### What the task requires:
Filter the records below and copy every line containing the word "enclitics".

* Begin Records shown *

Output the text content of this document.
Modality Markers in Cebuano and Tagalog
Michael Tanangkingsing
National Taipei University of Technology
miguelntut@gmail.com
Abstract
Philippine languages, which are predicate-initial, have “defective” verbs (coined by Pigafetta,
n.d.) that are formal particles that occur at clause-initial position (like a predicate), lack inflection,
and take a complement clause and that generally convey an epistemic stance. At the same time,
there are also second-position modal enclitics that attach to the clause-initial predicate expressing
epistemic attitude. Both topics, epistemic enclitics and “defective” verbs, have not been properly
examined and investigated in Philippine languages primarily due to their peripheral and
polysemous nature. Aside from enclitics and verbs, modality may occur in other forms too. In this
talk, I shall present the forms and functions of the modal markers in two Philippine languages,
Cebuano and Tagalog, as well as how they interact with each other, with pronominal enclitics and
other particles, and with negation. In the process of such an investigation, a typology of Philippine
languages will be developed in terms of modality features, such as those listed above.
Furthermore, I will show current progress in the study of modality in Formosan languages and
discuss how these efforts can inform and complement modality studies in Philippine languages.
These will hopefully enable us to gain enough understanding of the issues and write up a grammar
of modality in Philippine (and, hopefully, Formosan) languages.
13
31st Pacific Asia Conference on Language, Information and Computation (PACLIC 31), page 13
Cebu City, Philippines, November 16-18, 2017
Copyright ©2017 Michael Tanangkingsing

* End Records shown *

### Solution to the problem:
there are also second-position modal enclitics that attach to the clause-initial predicate expressing
epistemic attitude. Both topics, epistemic enclitics and “defective” verbs, have not been properly
polysemous nature. Aside from enclitics and verbs, modality may occur in other forms too. In this
Cebuano and Tagalog, as well as how they interact with each other, with pronominal enclitics and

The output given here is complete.